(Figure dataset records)
(begin)
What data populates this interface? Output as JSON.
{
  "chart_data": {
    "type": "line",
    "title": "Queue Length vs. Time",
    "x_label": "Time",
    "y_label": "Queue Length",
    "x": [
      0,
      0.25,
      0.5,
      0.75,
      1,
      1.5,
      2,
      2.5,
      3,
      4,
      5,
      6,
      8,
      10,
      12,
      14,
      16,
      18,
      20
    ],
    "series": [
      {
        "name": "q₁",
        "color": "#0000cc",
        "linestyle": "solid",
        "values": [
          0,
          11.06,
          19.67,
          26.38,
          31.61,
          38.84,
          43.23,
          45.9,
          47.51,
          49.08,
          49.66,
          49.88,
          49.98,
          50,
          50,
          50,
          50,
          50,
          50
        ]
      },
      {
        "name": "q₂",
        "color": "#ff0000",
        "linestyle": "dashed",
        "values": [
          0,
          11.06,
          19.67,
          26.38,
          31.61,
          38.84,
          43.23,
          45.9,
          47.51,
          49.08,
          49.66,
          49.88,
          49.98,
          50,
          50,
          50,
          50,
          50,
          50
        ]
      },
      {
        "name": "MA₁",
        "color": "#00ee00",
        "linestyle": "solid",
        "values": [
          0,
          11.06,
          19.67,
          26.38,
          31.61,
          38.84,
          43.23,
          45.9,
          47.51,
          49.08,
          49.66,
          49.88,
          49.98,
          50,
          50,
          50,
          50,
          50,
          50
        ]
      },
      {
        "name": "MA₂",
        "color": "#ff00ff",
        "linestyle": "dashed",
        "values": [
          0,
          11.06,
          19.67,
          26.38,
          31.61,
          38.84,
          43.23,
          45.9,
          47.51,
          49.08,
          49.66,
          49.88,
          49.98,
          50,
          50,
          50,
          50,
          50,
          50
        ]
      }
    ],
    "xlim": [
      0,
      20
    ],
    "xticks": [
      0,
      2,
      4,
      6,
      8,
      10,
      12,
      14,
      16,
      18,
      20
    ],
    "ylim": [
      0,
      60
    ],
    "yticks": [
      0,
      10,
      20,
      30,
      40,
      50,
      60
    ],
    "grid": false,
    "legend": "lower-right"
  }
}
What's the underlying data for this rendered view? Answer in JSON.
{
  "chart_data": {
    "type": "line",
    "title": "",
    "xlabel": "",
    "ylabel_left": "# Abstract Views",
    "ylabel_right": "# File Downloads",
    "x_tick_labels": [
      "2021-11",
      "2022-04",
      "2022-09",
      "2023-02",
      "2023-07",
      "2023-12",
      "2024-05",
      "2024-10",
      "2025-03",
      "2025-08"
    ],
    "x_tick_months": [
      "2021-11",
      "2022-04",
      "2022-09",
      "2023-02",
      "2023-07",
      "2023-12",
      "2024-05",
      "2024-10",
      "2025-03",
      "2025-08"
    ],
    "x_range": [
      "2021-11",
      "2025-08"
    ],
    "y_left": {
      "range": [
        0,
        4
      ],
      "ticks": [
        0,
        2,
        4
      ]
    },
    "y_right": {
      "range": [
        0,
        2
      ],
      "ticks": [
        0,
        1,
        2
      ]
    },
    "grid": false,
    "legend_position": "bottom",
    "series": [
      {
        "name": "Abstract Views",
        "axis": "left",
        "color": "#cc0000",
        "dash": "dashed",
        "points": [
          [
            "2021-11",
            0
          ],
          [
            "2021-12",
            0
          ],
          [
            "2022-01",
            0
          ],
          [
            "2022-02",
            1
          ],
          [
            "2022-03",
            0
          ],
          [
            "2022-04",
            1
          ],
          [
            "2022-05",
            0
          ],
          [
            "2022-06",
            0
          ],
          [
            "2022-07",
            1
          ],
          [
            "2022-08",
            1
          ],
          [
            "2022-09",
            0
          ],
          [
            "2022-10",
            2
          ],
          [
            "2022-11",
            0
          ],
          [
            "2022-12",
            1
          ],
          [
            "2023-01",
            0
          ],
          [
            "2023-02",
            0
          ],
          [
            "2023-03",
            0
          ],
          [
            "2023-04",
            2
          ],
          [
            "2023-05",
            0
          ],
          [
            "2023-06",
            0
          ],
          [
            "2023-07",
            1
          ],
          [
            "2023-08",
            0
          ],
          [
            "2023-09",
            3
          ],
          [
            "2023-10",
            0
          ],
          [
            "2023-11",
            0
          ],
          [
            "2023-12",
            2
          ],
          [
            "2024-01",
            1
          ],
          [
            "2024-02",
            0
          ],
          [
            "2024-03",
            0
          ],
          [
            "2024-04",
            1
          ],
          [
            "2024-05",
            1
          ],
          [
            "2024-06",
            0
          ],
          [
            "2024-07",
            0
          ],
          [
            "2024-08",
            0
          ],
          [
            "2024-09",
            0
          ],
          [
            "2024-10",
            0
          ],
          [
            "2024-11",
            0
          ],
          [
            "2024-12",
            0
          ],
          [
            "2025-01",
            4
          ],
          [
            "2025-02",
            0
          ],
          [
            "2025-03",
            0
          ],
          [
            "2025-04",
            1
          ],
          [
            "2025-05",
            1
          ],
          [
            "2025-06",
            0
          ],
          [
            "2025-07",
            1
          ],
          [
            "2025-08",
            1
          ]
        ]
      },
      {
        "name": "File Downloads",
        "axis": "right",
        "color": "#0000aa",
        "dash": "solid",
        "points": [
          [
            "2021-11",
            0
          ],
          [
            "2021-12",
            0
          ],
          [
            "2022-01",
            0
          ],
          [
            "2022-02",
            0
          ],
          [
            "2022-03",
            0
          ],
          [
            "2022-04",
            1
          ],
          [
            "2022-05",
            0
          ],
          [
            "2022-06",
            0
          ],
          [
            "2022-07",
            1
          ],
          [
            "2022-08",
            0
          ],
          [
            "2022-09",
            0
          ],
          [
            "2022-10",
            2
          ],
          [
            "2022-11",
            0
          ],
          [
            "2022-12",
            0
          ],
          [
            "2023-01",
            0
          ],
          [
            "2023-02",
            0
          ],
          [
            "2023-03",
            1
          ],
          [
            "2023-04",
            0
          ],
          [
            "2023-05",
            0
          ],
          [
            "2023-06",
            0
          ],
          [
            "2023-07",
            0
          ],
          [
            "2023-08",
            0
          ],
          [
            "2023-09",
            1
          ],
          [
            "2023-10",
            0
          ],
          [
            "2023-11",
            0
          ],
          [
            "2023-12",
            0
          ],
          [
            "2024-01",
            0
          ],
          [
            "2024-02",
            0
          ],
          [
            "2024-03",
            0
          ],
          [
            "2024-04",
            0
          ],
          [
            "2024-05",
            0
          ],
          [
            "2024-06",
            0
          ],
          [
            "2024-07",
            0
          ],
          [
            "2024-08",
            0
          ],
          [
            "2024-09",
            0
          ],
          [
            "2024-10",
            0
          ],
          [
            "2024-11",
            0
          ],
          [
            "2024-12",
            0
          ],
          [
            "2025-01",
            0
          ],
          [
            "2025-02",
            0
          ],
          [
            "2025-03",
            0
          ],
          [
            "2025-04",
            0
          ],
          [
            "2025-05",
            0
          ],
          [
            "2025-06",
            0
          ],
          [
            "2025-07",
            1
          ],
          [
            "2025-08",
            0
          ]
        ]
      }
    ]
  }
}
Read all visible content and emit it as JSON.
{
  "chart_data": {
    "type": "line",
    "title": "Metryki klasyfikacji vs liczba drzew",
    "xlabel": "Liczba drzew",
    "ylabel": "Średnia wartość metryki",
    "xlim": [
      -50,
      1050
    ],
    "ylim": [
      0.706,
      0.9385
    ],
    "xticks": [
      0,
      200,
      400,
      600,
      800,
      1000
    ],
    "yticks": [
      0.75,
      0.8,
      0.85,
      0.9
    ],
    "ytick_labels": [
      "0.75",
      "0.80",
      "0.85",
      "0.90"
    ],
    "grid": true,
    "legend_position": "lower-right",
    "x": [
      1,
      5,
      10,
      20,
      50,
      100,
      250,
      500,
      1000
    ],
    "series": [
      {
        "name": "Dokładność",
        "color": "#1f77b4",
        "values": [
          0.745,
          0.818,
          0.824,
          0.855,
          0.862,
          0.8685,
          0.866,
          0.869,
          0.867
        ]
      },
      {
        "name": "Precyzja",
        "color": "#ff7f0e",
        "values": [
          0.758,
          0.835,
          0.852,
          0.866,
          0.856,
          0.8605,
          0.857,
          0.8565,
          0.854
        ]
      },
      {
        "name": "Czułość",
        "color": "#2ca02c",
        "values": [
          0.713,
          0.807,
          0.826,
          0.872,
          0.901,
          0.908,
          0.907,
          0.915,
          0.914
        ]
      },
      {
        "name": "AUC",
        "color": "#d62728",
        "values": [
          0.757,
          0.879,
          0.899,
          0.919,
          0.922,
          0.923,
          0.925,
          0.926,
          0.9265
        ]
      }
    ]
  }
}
(end)
TASK INSTRUCTIONS: Determine the count of lines in the data above with the string "Length" in them, and give that count alone.

FINAL RESULT: 2